Text extract
** start **

Keys to Tulsa is a 1997 American crime film directed by Leslie Greif, and starring Eric Stoltz and James Spader. It is based on the novel of the same name by Brian Fair Berkey. There is  an unrated version that runs 3 minutes longer than the theatrical release.

Plot
The story revolves around a perpetual loser and slacker named Richter Boudreau (Eric Stoltz). Richter is from a privileged background in Tulsa, Oklahoma and works as a movie reviewer at a local newspaper only because his sour widowed mother Cynthia (Mary Tyler Moore) pulled strings for him to land the job. He is dissatisfied with the direction that his life has taken; he is about to be fired any day from his job because he can't meet deadlines, he lives in a dilapidated farmhouse, he uses and sells drugs behind the scenes for some extra cash, and he is so irresponsible with life and finances in which he has gotten so far behind on his bills that his electricity has just been cut off which ruins a blind date he has in the opening scene with a neurotic gold-digger named Trudy (Cameron Diaz).

Richter also owes money to Ronnie Stover (James Spader), an abusive drug dealer who he deals with. Ronnie is married to Vicky (Deborah Kara Unger), a beautiful woman who was disowned by her socially prominent family for her involvement with Ronnie. Richter is still in love with Vicky despite having ended their relationship many years before. Vicky is the sister of Keith (Michael Rooker), a misogynistic alcoholic whose large inheritance fails to soothe his anger, loneliness, and depression. Cherry (Joanna Going) is an exotic dancer from Chicago who buys drugs from Ronnie and gets romantically involved with Richter.

** end **

Raw records

** start **

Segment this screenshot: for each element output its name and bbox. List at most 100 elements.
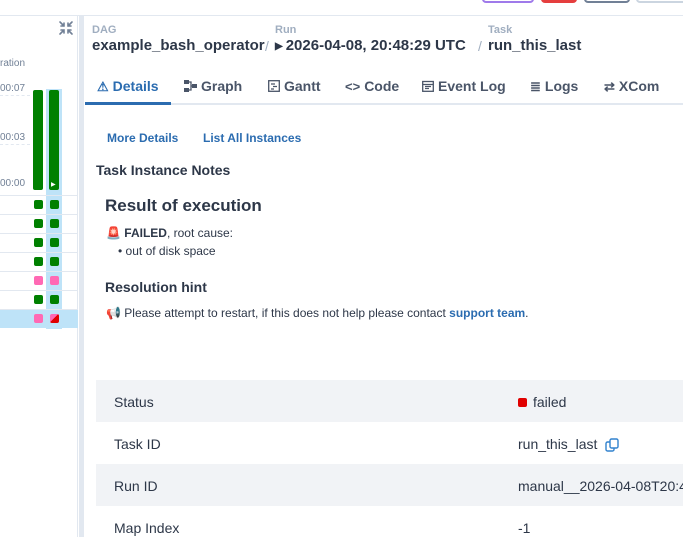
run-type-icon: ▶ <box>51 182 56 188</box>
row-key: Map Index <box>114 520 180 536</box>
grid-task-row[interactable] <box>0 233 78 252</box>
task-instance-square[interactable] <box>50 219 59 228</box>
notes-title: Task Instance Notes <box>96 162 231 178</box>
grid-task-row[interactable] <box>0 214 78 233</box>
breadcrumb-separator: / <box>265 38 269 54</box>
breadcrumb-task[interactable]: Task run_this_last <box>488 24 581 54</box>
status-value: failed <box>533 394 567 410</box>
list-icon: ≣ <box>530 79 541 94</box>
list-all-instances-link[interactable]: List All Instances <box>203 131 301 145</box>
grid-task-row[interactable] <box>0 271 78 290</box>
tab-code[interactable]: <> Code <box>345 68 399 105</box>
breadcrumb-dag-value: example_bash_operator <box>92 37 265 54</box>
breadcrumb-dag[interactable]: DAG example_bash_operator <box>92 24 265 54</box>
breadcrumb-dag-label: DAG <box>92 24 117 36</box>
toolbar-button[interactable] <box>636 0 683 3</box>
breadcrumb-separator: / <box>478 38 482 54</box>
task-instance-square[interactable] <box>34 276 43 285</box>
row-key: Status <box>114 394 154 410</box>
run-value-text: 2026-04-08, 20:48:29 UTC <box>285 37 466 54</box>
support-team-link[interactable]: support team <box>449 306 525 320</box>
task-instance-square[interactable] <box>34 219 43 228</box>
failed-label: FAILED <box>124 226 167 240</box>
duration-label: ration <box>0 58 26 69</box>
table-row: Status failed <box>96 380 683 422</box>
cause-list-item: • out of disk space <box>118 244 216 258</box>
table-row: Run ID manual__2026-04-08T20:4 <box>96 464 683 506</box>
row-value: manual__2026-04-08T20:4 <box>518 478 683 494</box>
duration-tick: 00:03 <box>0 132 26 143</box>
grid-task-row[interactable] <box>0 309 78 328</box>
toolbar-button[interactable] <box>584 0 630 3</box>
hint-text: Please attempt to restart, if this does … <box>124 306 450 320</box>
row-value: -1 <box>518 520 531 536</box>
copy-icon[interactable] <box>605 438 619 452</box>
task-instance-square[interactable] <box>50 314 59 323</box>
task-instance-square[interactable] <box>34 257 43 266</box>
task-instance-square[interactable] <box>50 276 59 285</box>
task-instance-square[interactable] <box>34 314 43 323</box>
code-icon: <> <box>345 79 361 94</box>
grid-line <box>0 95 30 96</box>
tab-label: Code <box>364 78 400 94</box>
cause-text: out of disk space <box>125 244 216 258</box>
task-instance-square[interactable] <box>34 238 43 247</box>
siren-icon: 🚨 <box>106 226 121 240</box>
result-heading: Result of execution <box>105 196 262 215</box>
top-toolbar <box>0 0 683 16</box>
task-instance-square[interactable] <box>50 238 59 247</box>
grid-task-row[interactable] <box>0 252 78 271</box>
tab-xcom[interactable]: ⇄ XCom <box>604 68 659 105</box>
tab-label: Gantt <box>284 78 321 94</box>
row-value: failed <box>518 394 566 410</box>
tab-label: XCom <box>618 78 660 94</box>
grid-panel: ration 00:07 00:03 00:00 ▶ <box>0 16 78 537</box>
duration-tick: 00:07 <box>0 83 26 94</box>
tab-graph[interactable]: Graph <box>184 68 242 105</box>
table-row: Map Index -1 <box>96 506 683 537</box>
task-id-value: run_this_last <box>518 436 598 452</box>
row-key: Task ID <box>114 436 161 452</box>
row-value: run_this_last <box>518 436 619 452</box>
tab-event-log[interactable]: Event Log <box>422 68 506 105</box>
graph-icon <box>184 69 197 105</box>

** end **

Instructions
A. Based on the Keys to Tulsa article, answer yes or no to each statement below, quoting the words from the article that decide it. (i) The film is based on a novel by Brian Fair Berkey. (ii) Richter got his newspaper job on his own merit. (iii) Cherry is an exotic dancer from Chicago.
B. Set down, unchanged, the lines of the listing starting with the line that contains "run-type-icon: ▶ <box>51 182 56 188</box>" and going on through the line that contains "notes-title: Task Instance".

Answer set
A.
(i) Yes: "It is based on the novel of the same name by Brian Fair Berkey."
(ii) No: "only because his sour widowed mother Cynthia (Mary Tyler Moore) pulled strings for him to land the job"
(iii) Yes: "Cherry (Joanna Going) is an exotic dancer from Chicago"

B.
run-type-icon: ▶ <box>51 182 56 188</box>
row-key: Map Index <box>114 520 180 536</box>
grid-task-row[interactable] <box>0 233 78 252</box>
task-instance-square[interactable] <box>50 219 59 228</box>
notes-title: Task Instance Notes <box>96 162 231 178</box>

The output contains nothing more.